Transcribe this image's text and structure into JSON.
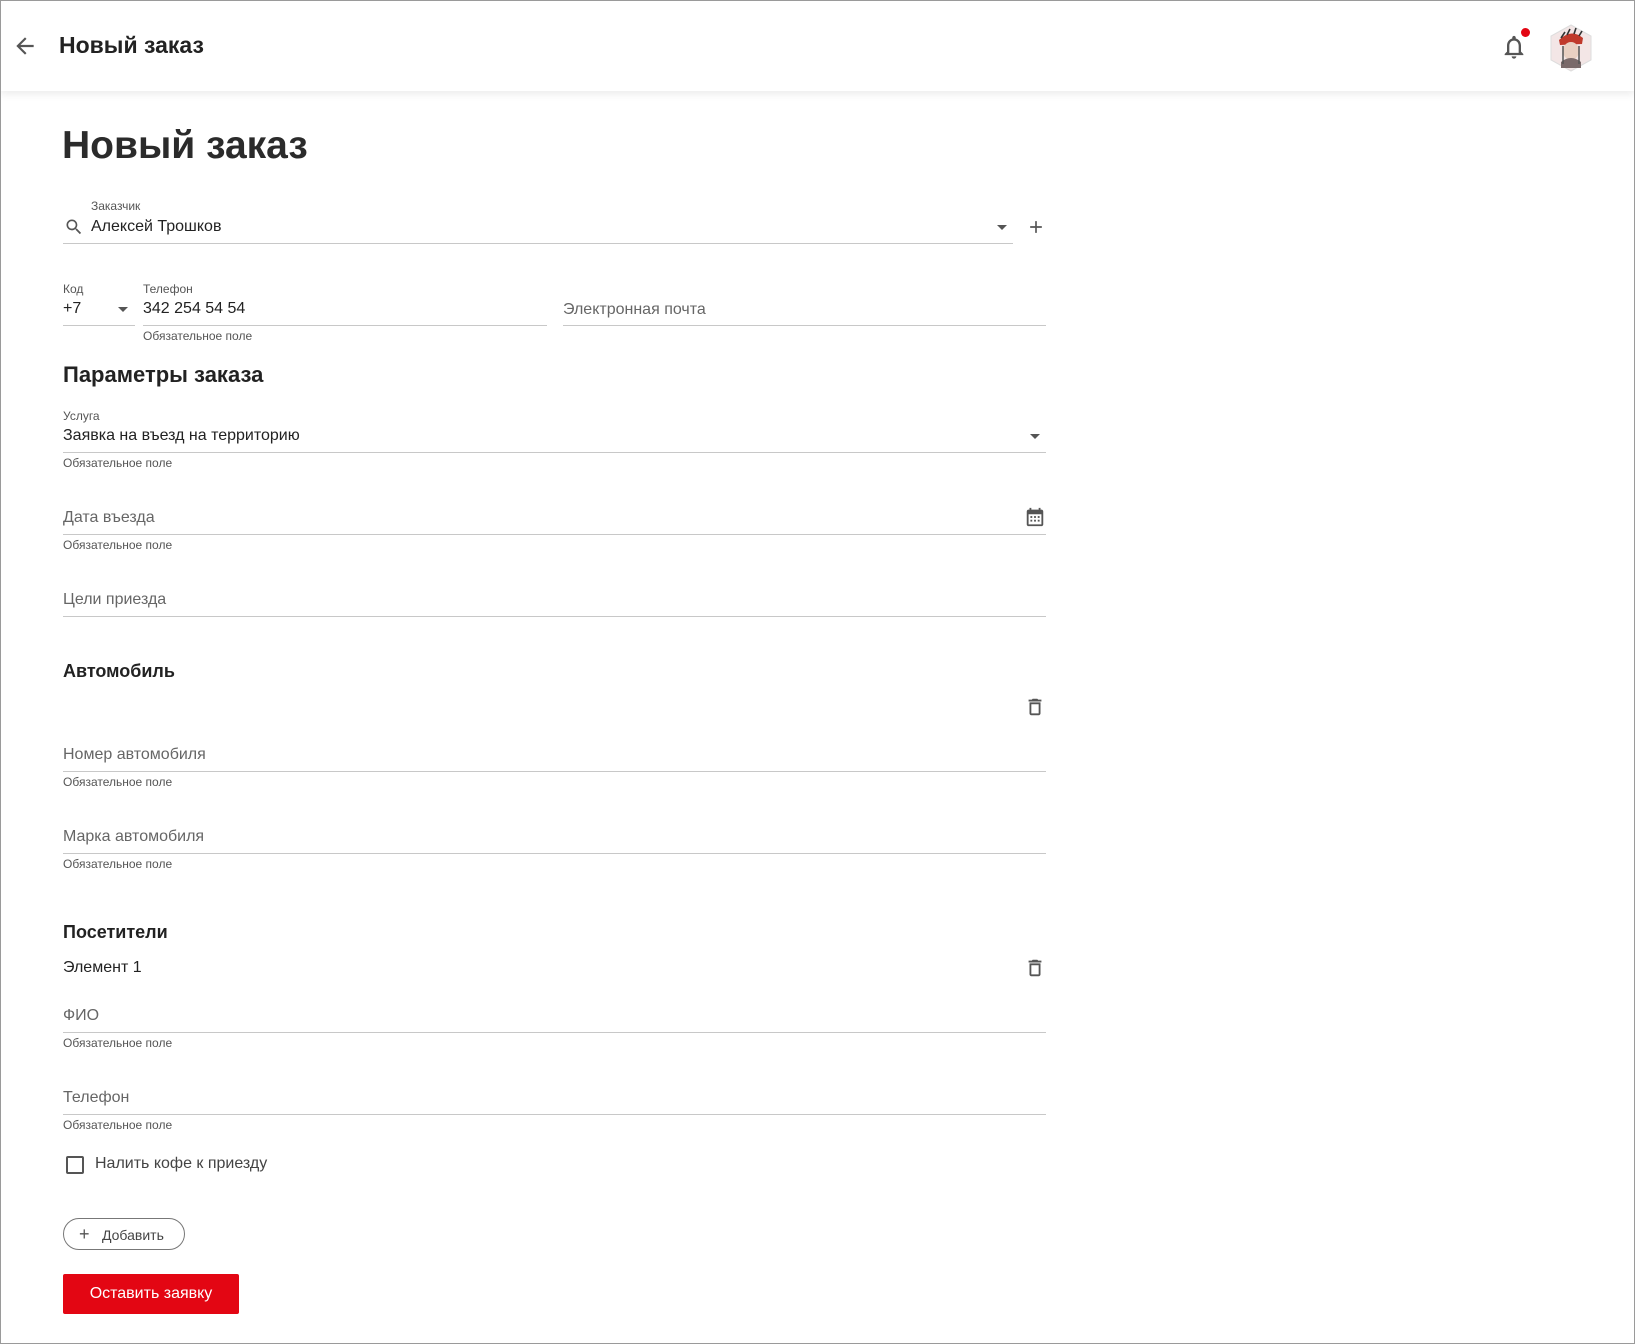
{
  "header": {
    "title": "Новый заказ"
  },
  "page": {
    "title": "Новый заказ"
  },
  "customer": {
    "label": "Заказчик",
    "value": "Алексей Трошков"
  },
  "phone": {
    "code_label": "Код",
    "code_value": "+7",
    "phone_label": "Телефон",
    "phone_value": "342 254 54 54",
    "phone_hint": "Обязательное поле",
    "email_placeholder": "Электронная почта"
  },
  "order_params": {
    "title": "Параметры заказа",
    "service_label": "Услуга",
    "service_value": "Заявка на въезд на территорию",
    "service_hint": "Обязательное поле",
    "date_placeholder": "Дата въезда",
    "date_hint": "Обязательное поле",
    "purpose_placeholder": "Цели приезда"
  },
  "car": {
    "title": "Автомобиль",
    "number_placeholder": "Номер автомобиля",
    "number_hint": "Обязательное поле",
    "brand_placeholder": "Марка автомобиля",
    "brand_hint": "Обязательное поле"
  },
  "visitors": {
    "title": "Посетители",
    "item_title": "Элемент 1",
    "name_placeholder": "ФИО",
    "name_hint": "Обязательное поле",
    "phone_placeholder": "Телефон",
    "phone_hint": "Обязательное поле",
    "coffee_label": "Налить кофе к приезду",
    "coffee_checked": false
  },
  "actions": {
    "add_label": "Добавить",
    "submit_label": "Оставить заявку"
  },
  "colors": {
    "accent": "#e30613",
    "notification_dot": "#e30613"
  },
  "icons": [
    "arrow-back-icon",
    "bell-icon",
    "avatar",
    "search-icon",
    "chevron-down-icon",
    "plus-icon",
    "calendar-icon",
    "trash-icon",
    "checkbox"
  ]
}
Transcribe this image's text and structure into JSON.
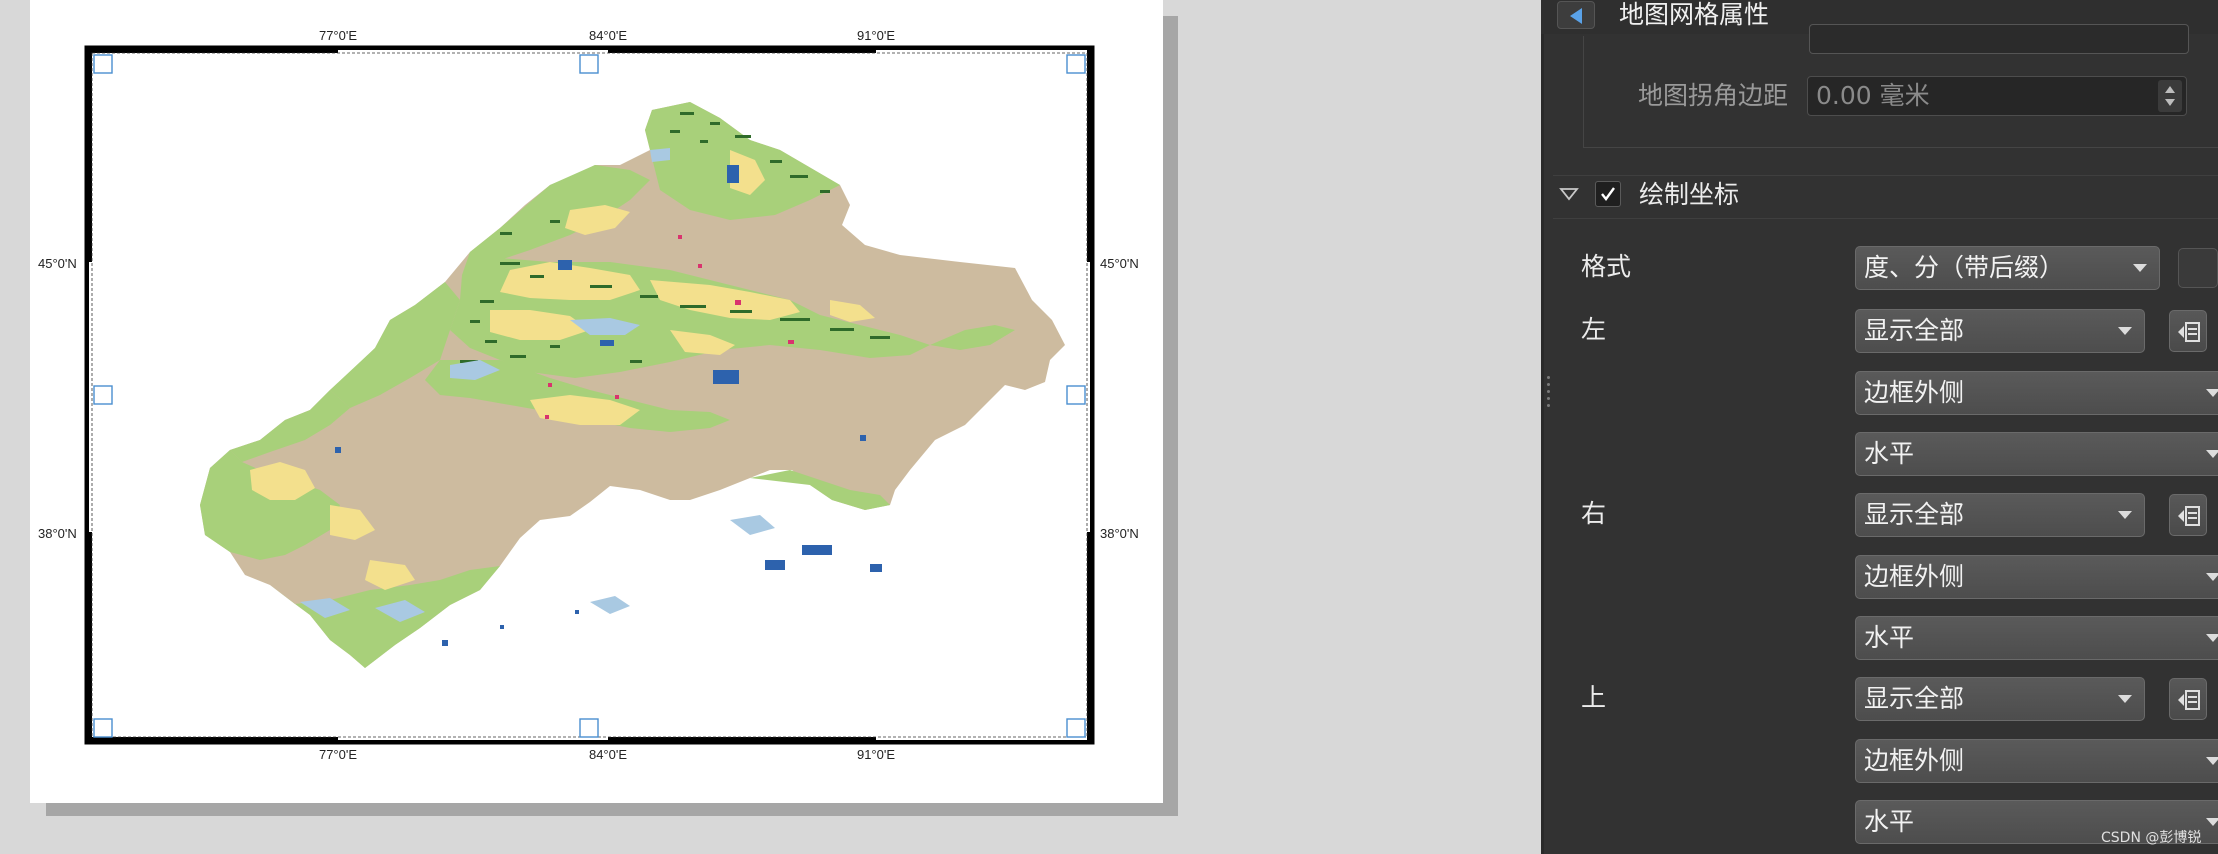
{
  "map": {
    "coords": {
      "top": [
        "77°0'E",
        "84°0'E",
        "91°0'E"
      ],
      "bottom": [
        "77°0'E",
        "84°0'E",
        "91°0'E"
      ],
      "left": [
        "45°0'N",
        "38°0'N"
      ],
      "right": [
        "45°0'N",
        "38°0'N"
      ]
    },
    "land_colors": {
      "desert": "#cdbb9f",
      "grassland": "#a8d07a",
      "cropland": "#f3e08d",
      "forest": "#2f6b2a",
      "water": "#2d62ad",
      "wetland": "#a9c9e2",
      "urban": "#d9336e"
    }
  },
  "panel": {
    "title": "地图网格属性",
    "corner_margin": {
      "label": "地图拐角边距",
      "value": "0.00 毫米"
    },
    "draw_coords": {
      "label": "绘制坐标",
      "checked": true
    },
    "format": {
      "label": "格式",
      "value": "度、分（带后缀）"
    },
    "sides": [
      {
        "label": "左",
        "display": "显示全部",
        "position": "边框外侧",
        "direction": "水平"
      },
      {
        "label": "右",
        "display": "显示全部",
        "position": "边框外侧",
        "direction": "水平"
      },
      {
        "label": "上",
        "display": "显示全部",
        "position": "边框外侧",
        "direction": "水平"
      }
    ],
    "watermark": "CSDN @彭博锐"
  }
}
□ □ □ □ □ □ □
■ **What is needed**:
Without including any pictures, print all of the material exactly as given.

■ **Solution**:
Transcribe this image's text and structure into JSON.
{
  "header": {
    "title": "Новый заказ"
  },
  "page": {
    "title": "Новый заказ"
  },
  "customer": {
    "label": "Заказчик",
    "value": "Алексей Трошков"
  },
  "phone": {
    "code_label": "Код",
    "code_value": "+7",
    "phone_label": "Телефон",
    "phone_value": "342 254 54 54",
    "phone_hint": "Обязательное поле",
    "email_placeholder": "Электронная почта"
  },
  "order_params": {
    "title": "Параметры заказа",
    "service_label": "Услуга",
    "service_value": "Заявка на въезд на территорию",
    "service_hint": "Обязательное поле",
    "date_placeholder": "Дата въезда",
    "date_hint": "Обязательное поле",
    "purpose_placeholder": "Цели приезда"
  },
  "car": {
    "title": "Автомобиль",
    "number_placeholder": "Номер автомобиля",
    "number_hint": "Обязательное поле",
    "brand_placeholder": "Марка автомобиля",
    "brand_hint": "Обязательное поле"
  },
  "visitors": {
    "title": "Посетители",
    "item_title": "Элемент 1",
    "name_placeholder": "ФИО",
    "name_hint": "Обязательное поле",
    "phone_placeholder": "Телефон",
    "phone_hint": "Обязательное поле",
    "coffee_label": "Налить кофе к приезду",
    "coffee_checked": false
  },
  "actions": {
    "add_label": "Добавить",
    "submit_label": "Оставить заявку"
  },
  "colors": {
    "accent": "#e30613",
    "notification_dot": "#e30613"
  },
  "icons": [
    "arrow-back-icon",
    "bell-icon",
    "avatar",
    "search-icon",
    "chevron-down-icon",
    "plus-icon",
    "calendar-icon",
    "trash-icon",
    "checkbox"
  ]
}
Transcribe this image's text and structure into JSON.
{
  "map": {
    "coords": {
      "top": [
        "77°0'E",
        "84°0'E",
        "91°0'E"
      ],
      "bottom": [
        "77°0'E",
        "84°0'E",
        "91°0'E"
      ],
      "left": [
        "45°0'N",
        "38°0'N"
      ],
      "right": [
        "45°0'N",
        "38°0'N"
      ]
    },
    "land_colors": {
      "desert": "#cdbb9f",
      "grassland": "#a8d07a",
      "cropland": "#f3e08d",
      "forest": "#2f6b2a",
      "water": "#2d62ad",
      "wetland": "#a9c9e2",
      "urban": "#d9336e"
    }
  },
  "panel": {
    "title": "地图网格属性",
    "corner_margin": {
      "label": "地图拐角边距",
      "value": "0.00 毫米"
    },
    "draw_coords": {
      "label": "绘制坐标",
      "checked": true
    },
    "format": {
      "label": "格式",
      "value": "度、分（带后缀）"
    },
    "sides": [
      {
        "label": "左",
        "display": "显示全部",
        "position": "边框外侧",
        "direction": "水平"
      },
      {
        "label": "右",
        "display": "显示全部",
        "position": "边框外侧",
        "direction": "水平"
      },
      {
        "label": "上",
        "display": "显示全部",
        "position": "边框外侧",
        "direction": "水平"
      }
    ],
    "watermark": "CSDN @彭博锐"
  }
}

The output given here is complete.